Dataset records >>
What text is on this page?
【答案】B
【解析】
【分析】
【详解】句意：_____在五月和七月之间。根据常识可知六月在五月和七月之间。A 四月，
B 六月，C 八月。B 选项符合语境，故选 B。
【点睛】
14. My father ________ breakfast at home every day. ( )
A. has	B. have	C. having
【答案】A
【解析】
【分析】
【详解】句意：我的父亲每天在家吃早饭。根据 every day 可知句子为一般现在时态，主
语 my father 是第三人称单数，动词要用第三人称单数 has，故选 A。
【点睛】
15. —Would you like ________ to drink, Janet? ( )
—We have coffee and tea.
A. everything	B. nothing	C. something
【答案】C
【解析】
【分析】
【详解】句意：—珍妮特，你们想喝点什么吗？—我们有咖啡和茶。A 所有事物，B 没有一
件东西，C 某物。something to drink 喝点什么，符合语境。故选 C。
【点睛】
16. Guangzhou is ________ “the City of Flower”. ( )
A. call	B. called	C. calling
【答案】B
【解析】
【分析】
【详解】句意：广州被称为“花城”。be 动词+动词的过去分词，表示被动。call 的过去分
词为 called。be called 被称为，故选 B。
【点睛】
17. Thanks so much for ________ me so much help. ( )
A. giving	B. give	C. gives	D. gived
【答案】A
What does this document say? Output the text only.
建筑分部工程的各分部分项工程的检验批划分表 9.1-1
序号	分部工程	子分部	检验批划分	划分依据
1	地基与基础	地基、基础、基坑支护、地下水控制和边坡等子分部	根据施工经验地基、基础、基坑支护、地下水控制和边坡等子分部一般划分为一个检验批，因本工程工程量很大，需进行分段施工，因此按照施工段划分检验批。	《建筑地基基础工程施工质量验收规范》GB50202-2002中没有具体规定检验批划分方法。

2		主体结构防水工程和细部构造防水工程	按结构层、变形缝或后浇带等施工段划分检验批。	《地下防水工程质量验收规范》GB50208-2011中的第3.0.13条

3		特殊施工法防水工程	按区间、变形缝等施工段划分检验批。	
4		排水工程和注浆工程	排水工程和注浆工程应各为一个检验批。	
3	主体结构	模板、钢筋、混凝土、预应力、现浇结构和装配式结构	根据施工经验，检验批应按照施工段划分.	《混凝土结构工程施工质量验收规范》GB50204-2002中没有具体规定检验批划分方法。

Directions >>
Write the material out again word for word.

Exercise output >>
What text is on this page?
【答案】B
【解析】
【分析】
【详解】句意：_____在五月和七月之间。根据常识可知六月在五月和七月之间。A 四月，
B 六月，C 八月。B 选项符合语境，故选 B。
【点睛】
14. My father ________ breakfast at home every day. ( )
A. has	B. have	C. having
【答案】A
【解析】
【分析】
【详解】句意：我的父亲每天在家吃早饭。根据 every day 可知句子为一般现在时态，主
语 my father 是第三人称单数，动词要用第三人称单数 has，故选 A。
【点睛】
15. —Would you like ________ to drink, Janet? ( )
—We have coffee and tea.
A. everything	B. nothing	C. something
【答案】C
【解析】
【分析】
【详解】句意：—珍妮特，你们想喝点什么吗？—我们有咖啡和茶。A 所有事物，B 没有一
件东西，C 某物。something to drink 喝点什么，符合语境。故选 C。
【点睛】
16. Guangzhou is ________ “the City of Flower”. ( )
A. call	B. called	C. calling
【答案】B
【解析】
【分析】
【详解】句意：广州被称为“花城”。be 动词+动词的过去分词，表示被动。call 的过去分
词为 called。be called 被称为，故选 B。
【点睛】
17. Thanks so much for ________ me so much help. ( )
A. giving	B. give	C. gives	D. gived
【答案】A
What does this document say? Output the text only.
建筑分部工程的各分部分项工程的检验批划分表 9.1-1
序号	分部工程	子分部	检验批划分	划分依据
1	地基与基础	地基、基础、基坑支护、地下水控制和边坡等子分部	根据施工经验地基、基础、基坑支护、地下水控制和边坡等子分部一般划分为一个检验批，因本工程工程量很大，需进行分段施工，因此按照施工段划分检验批。	《建筑地基基础工程施工质量验收规范》GB50202-2002中没有具体规定检验批划分方法。

2		主体结构防水工程和细部构造防水工程	按结构层、变形缝或后浇带等施工段划分检验批。	《地下防水工程质量验收规范》GB50208-2011中的第3.0.13条

3		特殊施工法防水工程	按区间、变形缝等施工段划分检验批。	
4		排水工程和注浆工程	排水工程和注浆工程应各为一个检验批。	
3	主体结构	模板、钢筋、混凝土、预应力、现浇结构和装配式结构	根据施工经验，检验批应按照施工段划分.	《混凝土结构工程施工质量验收规范》GB50204-2002中没有具体规定检验批划分方法。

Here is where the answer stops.